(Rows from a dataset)
————

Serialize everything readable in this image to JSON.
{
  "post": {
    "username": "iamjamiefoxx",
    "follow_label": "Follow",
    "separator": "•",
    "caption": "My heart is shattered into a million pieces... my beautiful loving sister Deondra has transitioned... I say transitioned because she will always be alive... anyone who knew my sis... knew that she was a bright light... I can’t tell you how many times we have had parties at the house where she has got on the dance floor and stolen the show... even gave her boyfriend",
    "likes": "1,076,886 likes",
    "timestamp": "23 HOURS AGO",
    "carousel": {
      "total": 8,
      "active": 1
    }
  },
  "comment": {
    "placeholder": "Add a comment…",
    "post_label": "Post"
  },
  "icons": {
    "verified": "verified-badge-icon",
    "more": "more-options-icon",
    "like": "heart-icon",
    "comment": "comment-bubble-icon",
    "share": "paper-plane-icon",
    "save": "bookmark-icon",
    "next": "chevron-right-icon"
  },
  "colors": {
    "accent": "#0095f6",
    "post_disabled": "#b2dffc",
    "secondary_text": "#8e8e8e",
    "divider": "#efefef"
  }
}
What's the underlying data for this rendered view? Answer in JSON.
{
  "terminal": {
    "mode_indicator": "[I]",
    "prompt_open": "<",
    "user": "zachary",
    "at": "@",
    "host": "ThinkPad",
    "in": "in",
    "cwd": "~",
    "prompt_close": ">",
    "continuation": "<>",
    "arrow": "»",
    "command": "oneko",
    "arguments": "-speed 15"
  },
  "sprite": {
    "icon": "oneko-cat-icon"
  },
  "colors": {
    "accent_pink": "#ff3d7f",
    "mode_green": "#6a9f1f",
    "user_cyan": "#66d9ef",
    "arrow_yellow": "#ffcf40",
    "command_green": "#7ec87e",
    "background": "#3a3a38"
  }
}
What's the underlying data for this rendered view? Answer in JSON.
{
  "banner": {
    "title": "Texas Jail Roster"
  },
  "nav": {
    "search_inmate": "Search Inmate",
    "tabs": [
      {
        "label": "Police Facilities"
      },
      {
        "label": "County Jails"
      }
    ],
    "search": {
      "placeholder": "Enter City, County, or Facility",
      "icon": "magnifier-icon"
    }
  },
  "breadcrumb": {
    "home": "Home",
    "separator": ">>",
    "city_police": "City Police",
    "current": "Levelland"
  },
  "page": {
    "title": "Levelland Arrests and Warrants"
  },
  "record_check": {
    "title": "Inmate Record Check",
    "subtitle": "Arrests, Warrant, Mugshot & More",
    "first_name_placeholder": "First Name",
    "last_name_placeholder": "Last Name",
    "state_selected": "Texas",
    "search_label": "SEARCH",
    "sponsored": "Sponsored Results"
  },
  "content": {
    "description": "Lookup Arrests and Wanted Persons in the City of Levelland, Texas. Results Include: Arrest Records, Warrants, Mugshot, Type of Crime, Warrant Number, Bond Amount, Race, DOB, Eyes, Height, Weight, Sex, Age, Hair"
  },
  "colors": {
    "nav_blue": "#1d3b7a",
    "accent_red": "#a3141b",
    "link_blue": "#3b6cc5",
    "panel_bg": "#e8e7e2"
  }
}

————

- _TASK TO COMPLETE_
Retype the listing. Match it exactly.

- _RIGHT ANSWER_
Serialize everything readable in this image to JSON.
{
  "post": {
    "username": "iamjamiefoxx",
    "follow_label": "Follow",
    "separator": "•",
    "caption": "My heart is shattered into a million pieces... my beautiful loving sister Deondra has transitioned... I say transitioned because she will always be alive... anyone who knew my sis... knew that she was a bright light... I can’t tell you how many times we have had parties at the house where she has got on the dance floor and stolen the show... even gave her boyfriend",
    "likes": "1,076,886 likes",
    "timestamp": "23 HOURS AGO",
    "carousel": {
      "total": 8,
      "active": 1
    }
  },
  "comment": {
    "placeholder": "Add a comment…",
    "post_label": "Post"
  },
  "icons": {
    "verified": "verified-badge-icon",
    "more": "more-options-icon",
    "like": "heart-icon",
    "comment": "comment-bubble-icon",
    "share": "paper-plane-icon",
    "save": "bookmark-icon",
    "next": "chevron-right-icon"
  },
  "colors": {
    "accent": "#0095f6",
    "post_disabled": "#b2dffc",
    "secondary_text": "#8e8e8e",
    "divider": "#efefef"
  }
}
What's the underlying data for this rendered view? Answer in JSON.
{
  "terminal": {
    "mode_indicator": "[I]",
    "prompt_open": "<",
    "user": "zachary",
    "at": "@",
    "host": "ThinkPad",
    "in": "in",
    "cwd": "~",
    "prompt_close": ">",
    "continuation": "<>",
    "arrow": "»",
    "command": "oneko",
    "arguments": "-speed 15"
  },
  "sprite": {
    "icon": "oneko-cat-icon"
  },
  "colors": {
    "accent_pink": "#ff3d7f",
    "mode_green": "#6a9f1f",
    "user_cyan": "#66d9ef",
    "arrow_yellow": "#ffcf40",
    "command_green": "#7ec87e",
    "background": "#3a3a38"
  }
}
What's the underlying data for this rendered view? Answer in JSON.
{
  "banner": {
    "title": "Texas Jail Roster"
  },
  "nav": {
    "search_inmate": "Search Inmate",
    "tabs": [
      {
        "label": "Police Facilities"
      },
      {
        "label": "County Jails"
      }
    ],
    "search": {
      "placeholder": "Enter City, County, or Facility",
      "icon": "magnifier-icon"
    }
  },
  "breadcrumb": {
    "home": "Home",
    "separator": ">>",
    "city_police": "City Police",
    "current": "Levelland"
  },
  "page": {
    "title": "Levelland Arrests and Warrants"
  },
  "record_check": {
    "title": "Inmate Record Check",
    "subtitle": "Arrests, Warrant, Mugshot & More",
    "first_name_placeholder": "First Name",
    "last_name_placeholder": "Last Name",
    "state_selected": "Texas",
    "search_label": "SEARCH",
    "sponsored": "Sponsored Results"
  },
  "content": {
    "description": "Lookup Arrests and Wanted Persons in the City of Levelland, Texas. Results Include: Arrest Records, Warrants, Mugshot, Type of Crime, Warrant Number, Bond Amount, Race, DOB, Eyes, Height, Weight, Sex, Age, Hair"
  },
  "colors": {
    "nav_blue": "#1d3b7a",
    "accent_red": "#a3141b",
    "link_blue": "#3b6cc5",
    "panel_bg": "#e8e7e2"
  }
}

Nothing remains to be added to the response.